◆ SET PROBLEM:
Give the data below again exactly as it stands. Omit the pictures.

◆ DATA EXCERPTS:
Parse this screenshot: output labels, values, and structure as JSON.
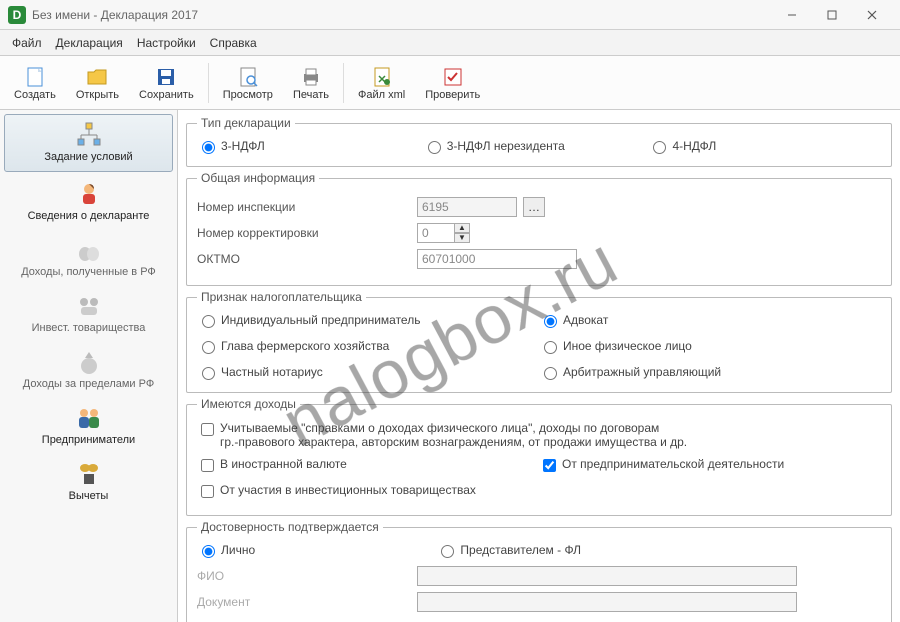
{
  "window": {
    "title": "Без имени - Декларация 2017",
    "app_icon_letter": "D"
  },
  "menu": {
    "file": "Файл",
    "declaration": "Декларация",
    "settings": "Настройки",
    "help": "Справка"
  },
  "toolbar": {
    "create": "Создать",
    "open": "Открыть",
    "save": "Сохранить",
    "preview": "Просмотр",
    "print": "Печать",
    "xml": "Файл xml",
    "check": "Проверить"
  },
  "sidebar": {
    "conditions": "Задание условий",
    "declarant": "Сведения о декларанте",
    "income_rf": "Доходы, полученные в РФ",
    "invest": "Инвест. товарищества",
    "income_abroad": "Доходы за пределами РФ",
    "entrepreneurs": "Предприниматели",
    "deductions": "Вычеты"
  },
  "decl_type": {
    "legend": "Тип декларации",
    "opt1": "3-НДФЛ",
    "opt2": "3-НДФЛ нерезидента",
    "opt3": "4-НДФЛ"
  },
  "general": {
    "legend": "Общая информация",
    "inspection_label": "Номер инспекции",
    "inspection_value": "6195",
    "correction_label": "Номер корректировки",
    "correction_value": "0",
    "oktmo_label": "ОКТМО",
    "oktmo_value": "60701000"
  },
  "taxpayer": {
    "legend": "Признак налогоплательщика",
    "opt1": "Индивидуальный предприниматель",
    "opt2": "Адвокат",
    "opt3": "Глава фермерского хозяйства",
    "opt4": "Иное физическое лицо",
    "opt5": "Частный нотариус",
    "opt6": "Арбитражный управляющий"
  },
  "income": {
    "legend": "Имеются доходы",
    "opt1_line1": "Учитываемые \"справками о доходах физического лица\", доходы по договорам",
    "opt1_line2": "гр.-правового характера, авторским вознаграждениям, от продажи имущества и др.",
    "opt2": "В иностранной валюте",
    "opt3": "От предпринимательской деятельности",
    "opt4": "От участия в инвестиционных товариществах"
  },
  "trust": {
    "legend": "Достоверность подтверждается",
    "opt1": "Лично",
    "opt2": "Представителем - ФЛ",
    "fio_label": "ФИО",
    "fio_value": "",
    "doc_label": "Документ",
    "doc_value": ""
  },
  "watermark": "nalogbox.ru"
}
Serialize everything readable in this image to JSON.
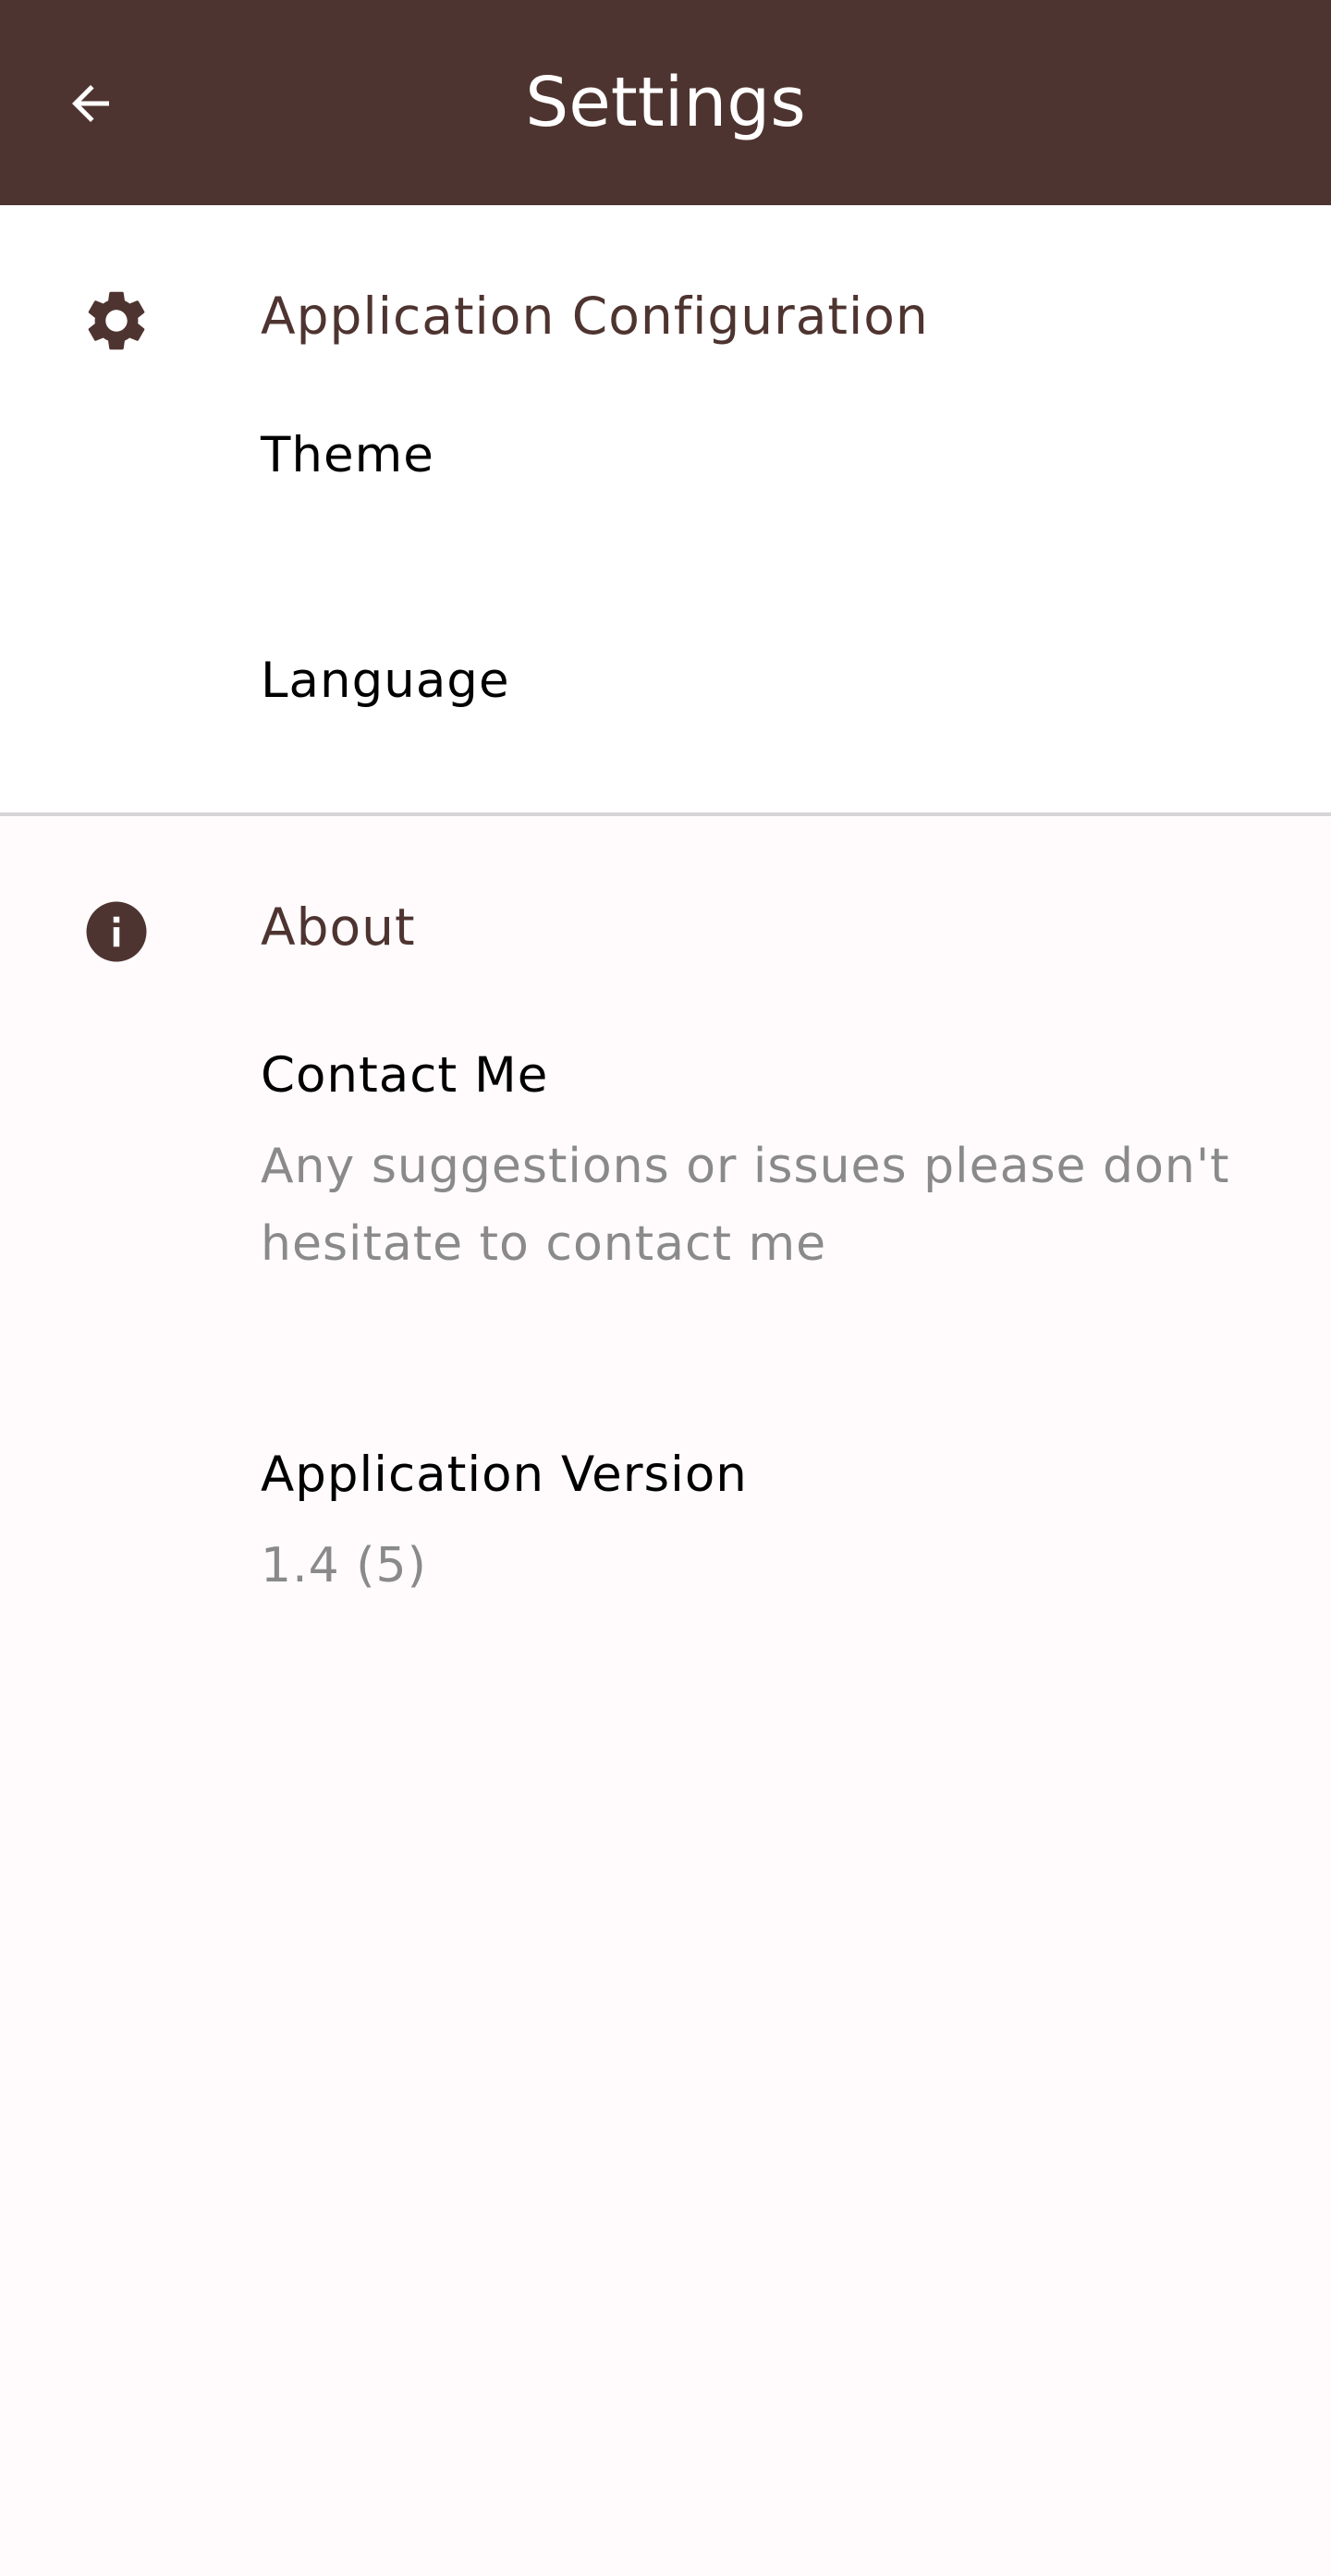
{
  "appbar": {
    "title": "Settings",
    "back_icon": "arrow-back-icon",
    "background": "#4e3430"
  },
  "config": {
    "header": "Application Configuration",
    "icon": "gear-icon",
    "items": [
      {
        "title": "Theme"
      },
      {
        "title": "Language"
      }
    ]
  },
  "about": {
    "header": "About",
    "icon": "info-icon",
    "items": [
      {
        "title": "Contact Me",
        "subtitle": "Any suggestions or issues please don't hesitate to contact me"
      },
      {
        "title": "Application Version",
        "subtitle": "1.4 (5)"
      }
    ]
  },
  "colors": {
    "accent": "#4e3430",
    "subtitle": "#8a8a8a",
    "divider": "#d6d4d6"
  }
}
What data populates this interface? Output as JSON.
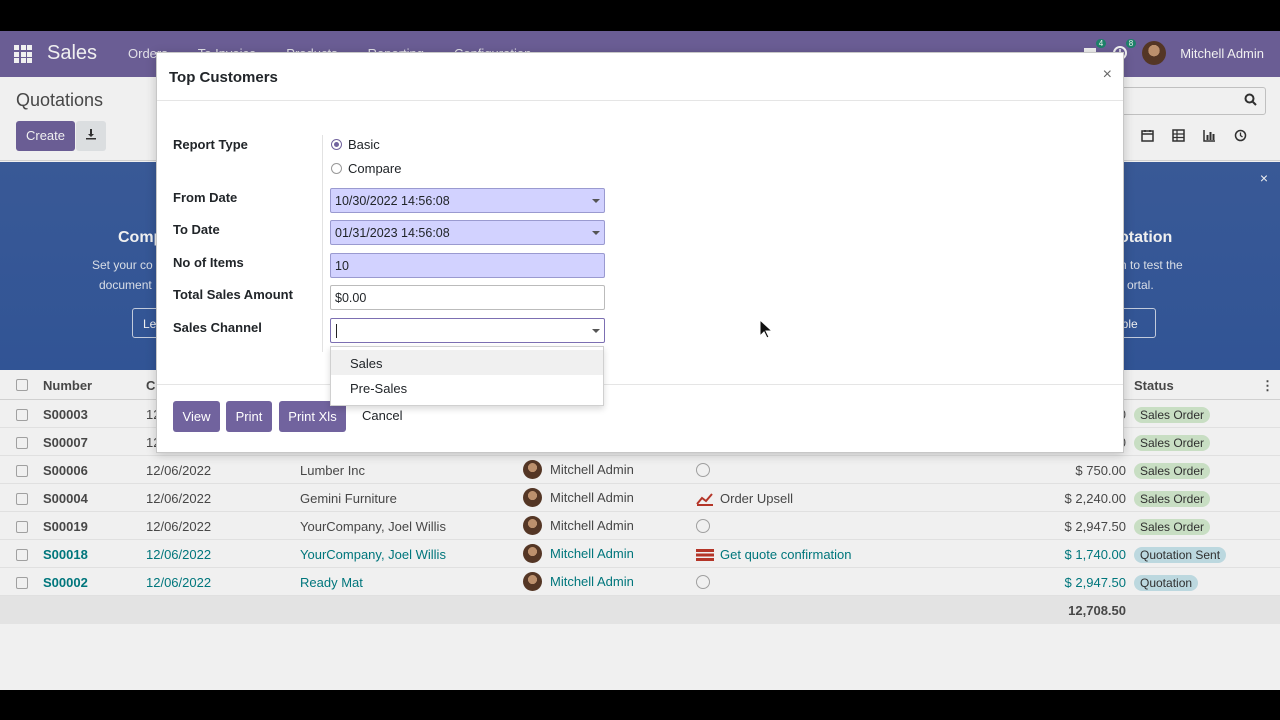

◆ SOLUTION TO THE PROBLEM:
Parse this screenshot: output labels, values, and structure as JSON.
{
  "window": {
    "title": "Без имени - Декларация 2017",
    "app_icon_letter": "D"
  },
  "menu": {
    "file": "Файл",
    "declaration": "Декларация",
    "settings": "Настройки",
    "help": "Справка"
  },
  "toolbar": {
    "create": "Создать",
    "open": "Открыть",
    "save": "Сохранить",
    "preview": "Просмотр",
    "print": "Печать",
    "xml": "Файл xml",
    "check": "Проверить"
  },
  "sidebar": {
    "conditions": "Задание условий",
    "declarant": "Сведения о декларанте",
    "income_rf": "Доходы, полученные в РФ",
    "invest": "Инвест. товарищества",
    "income_abroad": "Доходы за пределами РФ",
    "entrepreneurs": "Предприниматели",
    "deductions": "Вычеты"
  },
  "decl_type": {
    "legend": "Тип декларации",
    "opt1": "3-НДФЛ",
    "opt2": "3-НДФЛ нерезидента",
    "opt3": "4-НДФЛ"
  },
  "general": {
    "legend": "Общая информация",
    "inspection_label": "Номер инспекции",
    "inspection_value": "6195",
    "correction_label": "Номер корректировки",
    "correction_value": "0",
    "oktmo_label": "ОКТМО",
    "oktmo_value": "60701000"
  },
  "taxpayer": {
    "legend": "Признак налогоплательщика",
    "opt1": "Индивидуальный предприниматель",
    "opt2": "Адвокат",
    "opt3": "Глава фермерского хозяйства",
    "opt4": "Иное физическое лицо",
    "opt5": "Частный нотариус",
    "opt6": "Арбитражный управляющий"
  },
  "income": {
    "legend": "Имеются доходы",
    "opt1_line1": "Учитываемые \"справками о доходах физического лица\", доходы по договорам",
    "opt1_line2": "гр.-правового характера, авторским вознаграждениям, от продажи имущества и др.",
    "opt2": "В иностранной валюте",
    "opt3": "От предпринимательской деятельности",
    "opt4": "От участия в инвестиционных товариществах"
  },
  "trust": {
    "legend": "Достоверность подтверждается",
    "opt1": "Лично",
    "opt2": "Представителем - ФЛ",
    "fio_label": "ФИО",
    "fio_value": "",
    "doc_label": "Документ",
    "doc_value": ""
  },
  "watermark": "nalogbox.ru"
}
Serialize everything readable in this image to JSON.
{
  "appbar": {
    "title": "Settings",
    "back_icon": "arrow-back-icon",
    "background": "#4e3430"
  },
  "config": {
    "header": "Application Configuration",
    "icon": "gear-icon",
    "items": [
      {
        "title": "Theme"
      },
      {
        "title": "Language"
      }
    ]
  },
  "about": {
    "header": "About",
    "icon": "info-icon",
    "items": [
      {
        "title": "Contact Me",
        "subtitle": "Any suggestions or issues please don't hesitate to contact me"
      },
      {
        "title": "Application Version",
        "subtitle": "1.4 (5)"
      }
    ]
  },
  "colors": {
    "accent": "#4e3430",
    "subtitle": "#8a8a8a",
    "divider": "#d6d4d6"
  }
}
What data populates this interface? Output as JSON.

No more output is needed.